Assignment:
Read the listing and extract each line that includes the word "JSON".

Data listing:
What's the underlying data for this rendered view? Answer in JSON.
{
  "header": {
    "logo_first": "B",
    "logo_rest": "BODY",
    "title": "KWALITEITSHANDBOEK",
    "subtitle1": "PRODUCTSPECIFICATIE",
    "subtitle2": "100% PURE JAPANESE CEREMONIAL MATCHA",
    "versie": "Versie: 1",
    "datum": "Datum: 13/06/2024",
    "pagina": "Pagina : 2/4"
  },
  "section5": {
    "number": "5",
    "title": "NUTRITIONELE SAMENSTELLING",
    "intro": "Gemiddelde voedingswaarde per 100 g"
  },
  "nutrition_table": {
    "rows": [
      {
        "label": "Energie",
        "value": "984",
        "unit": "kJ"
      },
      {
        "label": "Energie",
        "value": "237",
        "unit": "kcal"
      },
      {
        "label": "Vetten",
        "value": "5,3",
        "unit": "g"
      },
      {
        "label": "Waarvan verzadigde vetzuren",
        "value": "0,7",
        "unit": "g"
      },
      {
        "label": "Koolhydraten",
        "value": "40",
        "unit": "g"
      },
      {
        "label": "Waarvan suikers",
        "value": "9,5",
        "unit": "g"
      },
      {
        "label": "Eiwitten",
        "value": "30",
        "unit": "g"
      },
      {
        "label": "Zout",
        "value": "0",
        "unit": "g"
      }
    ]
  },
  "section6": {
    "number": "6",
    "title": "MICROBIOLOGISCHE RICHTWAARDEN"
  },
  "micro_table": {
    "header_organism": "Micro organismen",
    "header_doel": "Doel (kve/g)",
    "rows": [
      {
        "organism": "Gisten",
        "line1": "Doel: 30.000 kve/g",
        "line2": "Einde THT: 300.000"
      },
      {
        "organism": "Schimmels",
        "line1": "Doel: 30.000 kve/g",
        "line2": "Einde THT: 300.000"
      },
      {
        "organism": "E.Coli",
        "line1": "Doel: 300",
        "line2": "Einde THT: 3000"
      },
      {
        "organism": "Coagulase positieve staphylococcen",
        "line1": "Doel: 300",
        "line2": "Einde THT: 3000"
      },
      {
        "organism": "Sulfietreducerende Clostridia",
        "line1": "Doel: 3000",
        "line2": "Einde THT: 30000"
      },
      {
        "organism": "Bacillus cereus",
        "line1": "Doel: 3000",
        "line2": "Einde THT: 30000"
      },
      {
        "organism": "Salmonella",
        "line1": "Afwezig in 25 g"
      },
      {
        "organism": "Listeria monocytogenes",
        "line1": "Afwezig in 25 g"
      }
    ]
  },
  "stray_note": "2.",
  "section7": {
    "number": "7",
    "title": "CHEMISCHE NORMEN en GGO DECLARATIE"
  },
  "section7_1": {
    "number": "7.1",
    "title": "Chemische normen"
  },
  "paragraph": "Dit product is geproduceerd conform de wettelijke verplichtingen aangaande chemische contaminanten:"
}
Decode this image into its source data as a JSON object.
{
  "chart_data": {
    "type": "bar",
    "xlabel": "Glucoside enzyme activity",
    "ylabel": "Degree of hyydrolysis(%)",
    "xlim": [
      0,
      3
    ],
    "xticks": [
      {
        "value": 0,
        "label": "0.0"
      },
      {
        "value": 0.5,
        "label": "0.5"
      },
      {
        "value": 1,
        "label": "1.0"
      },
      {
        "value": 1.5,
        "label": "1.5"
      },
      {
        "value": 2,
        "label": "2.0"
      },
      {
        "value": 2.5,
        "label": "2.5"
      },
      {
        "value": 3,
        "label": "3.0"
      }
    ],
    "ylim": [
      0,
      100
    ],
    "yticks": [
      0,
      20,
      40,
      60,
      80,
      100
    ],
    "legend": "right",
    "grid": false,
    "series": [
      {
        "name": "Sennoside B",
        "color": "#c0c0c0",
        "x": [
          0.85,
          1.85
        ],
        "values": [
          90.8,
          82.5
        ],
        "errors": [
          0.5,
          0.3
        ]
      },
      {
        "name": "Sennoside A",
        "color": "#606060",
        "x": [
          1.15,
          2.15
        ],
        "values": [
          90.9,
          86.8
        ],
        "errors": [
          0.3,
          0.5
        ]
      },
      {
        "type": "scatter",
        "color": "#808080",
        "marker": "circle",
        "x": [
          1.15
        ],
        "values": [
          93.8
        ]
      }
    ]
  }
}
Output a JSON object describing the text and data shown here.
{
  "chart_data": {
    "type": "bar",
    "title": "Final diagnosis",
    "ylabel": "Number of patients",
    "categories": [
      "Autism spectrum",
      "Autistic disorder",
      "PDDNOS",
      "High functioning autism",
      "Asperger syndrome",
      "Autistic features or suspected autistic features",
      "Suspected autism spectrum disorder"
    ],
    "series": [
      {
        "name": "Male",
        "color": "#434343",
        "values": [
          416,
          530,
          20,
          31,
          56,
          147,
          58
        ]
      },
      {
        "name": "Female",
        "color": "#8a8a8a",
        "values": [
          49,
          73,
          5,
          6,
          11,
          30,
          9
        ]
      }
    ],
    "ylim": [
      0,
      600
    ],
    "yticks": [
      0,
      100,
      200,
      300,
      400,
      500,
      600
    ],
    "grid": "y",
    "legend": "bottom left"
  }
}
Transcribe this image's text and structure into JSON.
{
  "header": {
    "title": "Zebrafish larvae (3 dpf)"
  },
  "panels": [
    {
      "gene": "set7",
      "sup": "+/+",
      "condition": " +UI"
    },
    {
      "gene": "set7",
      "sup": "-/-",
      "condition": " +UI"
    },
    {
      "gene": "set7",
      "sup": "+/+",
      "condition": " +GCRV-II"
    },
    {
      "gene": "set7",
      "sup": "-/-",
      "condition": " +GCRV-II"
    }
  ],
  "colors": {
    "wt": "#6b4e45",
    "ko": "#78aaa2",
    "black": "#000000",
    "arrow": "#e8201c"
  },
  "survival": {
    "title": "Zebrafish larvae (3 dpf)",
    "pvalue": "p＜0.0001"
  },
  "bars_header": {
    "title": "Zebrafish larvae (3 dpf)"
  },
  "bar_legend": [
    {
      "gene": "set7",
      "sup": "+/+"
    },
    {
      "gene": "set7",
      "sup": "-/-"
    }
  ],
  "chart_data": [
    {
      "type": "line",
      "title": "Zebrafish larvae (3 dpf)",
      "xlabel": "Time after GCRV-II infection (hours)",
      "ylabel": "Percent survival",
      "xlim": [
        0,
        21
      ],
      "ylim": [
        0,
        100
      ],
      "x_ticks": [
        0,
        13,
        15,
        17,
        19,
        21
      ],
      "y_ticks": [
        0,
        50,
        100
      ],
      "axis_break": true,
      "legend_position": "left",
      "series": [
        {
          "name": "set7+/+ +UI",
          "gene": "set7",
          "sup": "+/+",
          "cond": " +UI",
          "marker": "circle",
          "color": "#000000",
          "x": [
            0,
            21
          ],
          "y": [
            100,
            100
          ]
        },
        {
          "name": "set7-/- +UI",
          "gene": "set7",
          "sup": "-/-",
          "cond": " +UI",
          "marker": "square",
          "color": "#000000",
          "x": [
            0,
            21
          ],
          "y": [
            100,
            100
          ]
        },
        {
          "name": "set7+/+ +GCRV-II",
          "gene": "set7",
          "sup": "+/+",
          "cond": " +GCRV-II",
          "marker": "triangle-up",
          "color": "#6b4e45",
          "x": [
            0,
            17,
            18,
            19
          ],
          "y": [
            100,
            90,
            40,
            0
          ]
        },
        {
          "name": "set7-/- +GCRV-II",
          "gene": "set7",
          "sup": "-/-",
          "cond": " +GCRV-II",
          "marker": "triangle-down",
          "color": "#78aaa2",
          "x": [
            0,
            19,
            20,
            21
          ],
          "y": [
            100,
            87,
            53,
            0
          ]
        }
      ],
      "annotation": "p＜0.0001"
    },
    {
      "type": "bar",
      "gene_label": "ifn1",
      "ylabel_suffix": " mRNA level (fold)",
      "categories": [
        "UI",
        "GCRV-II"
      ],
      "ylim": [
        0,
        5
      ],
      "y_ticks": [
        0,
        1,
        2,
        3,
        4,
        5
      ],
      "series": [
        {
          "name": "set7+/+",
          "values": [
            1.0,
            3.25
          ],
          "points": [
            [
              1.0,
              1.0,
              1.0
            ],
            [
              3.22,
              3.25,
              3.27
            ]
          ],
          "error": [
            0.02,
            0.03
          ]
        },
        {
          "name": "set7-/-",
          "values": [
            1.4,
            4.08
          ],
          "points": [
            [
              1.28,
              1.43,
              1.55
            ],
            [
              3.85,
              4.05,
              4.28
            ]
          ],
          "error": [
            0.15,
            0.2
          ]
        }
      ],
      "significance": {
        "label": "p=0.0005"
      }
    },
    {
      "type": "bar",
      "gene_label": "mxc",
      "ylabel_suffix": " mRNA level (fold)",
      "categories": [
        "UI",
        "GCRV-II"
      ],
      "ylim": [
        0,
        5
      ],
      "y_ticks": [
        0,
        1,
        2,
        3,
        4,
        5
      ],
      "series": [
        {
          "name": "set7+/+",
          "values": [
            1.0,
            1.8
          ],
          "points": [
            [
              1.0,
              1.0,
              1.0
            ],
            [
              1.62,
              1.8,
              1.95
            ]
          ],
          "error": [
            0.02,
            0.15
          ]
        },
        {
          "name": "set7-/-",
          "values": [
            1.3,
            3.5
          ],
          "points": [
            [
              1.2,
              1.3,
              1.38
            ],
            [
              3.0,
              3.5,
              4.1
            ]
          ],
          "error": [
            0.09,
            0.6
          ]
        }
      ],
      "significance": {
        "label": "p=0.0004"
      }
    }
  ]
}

Answer box:
What's the underlying data for this rendered view? Answer in JSON.
Decode this image into its source data as a JSON object.
Output a JSON object describing the text and data shown here.
Transcribe this image's text and structure into JSON.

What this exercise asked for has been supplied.